PROBLEM TO SOLVE ::
Set the following entries down again exactly, line by line.
-- start DATA PROVIDED --
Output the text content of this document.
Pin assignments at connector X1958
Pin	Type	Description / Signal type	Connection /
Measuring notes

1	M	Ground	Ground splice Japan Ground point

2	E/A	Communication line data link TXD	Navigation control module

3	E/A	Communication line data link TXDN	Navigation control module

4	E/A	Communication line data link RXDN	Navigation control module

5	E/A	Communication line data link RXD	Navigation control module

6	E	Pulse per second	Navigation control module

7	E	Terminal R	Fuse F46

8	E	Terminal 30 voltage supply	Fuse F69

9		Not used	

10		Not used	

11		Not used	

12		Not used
-- end DATA PROVIDED --
THE OUTPUT ::
Output the text content of this document.
Pin assignments at connector X1958
Pin	Type	Description / Signal type	Connection /
Measuring notes

1	M	Ground	Ground splice Japan Ground point

2	E/A	Communication line data link TXD	Navigation control module

3	E/A	Communication line data link TXDN	Navigation control module

4	E/A	Communication line data link RXDN	Navigation control module

5	E/A	Communication line data link RXD	Navigation control module

6	E	Pulse per second	Navigation control module

7	E	Terminal R	Fuse F46

8	E	Terminal 30 voltage supply	Fuse F69

9		Not used	

10		Not used	

11		Not used	

12		Not used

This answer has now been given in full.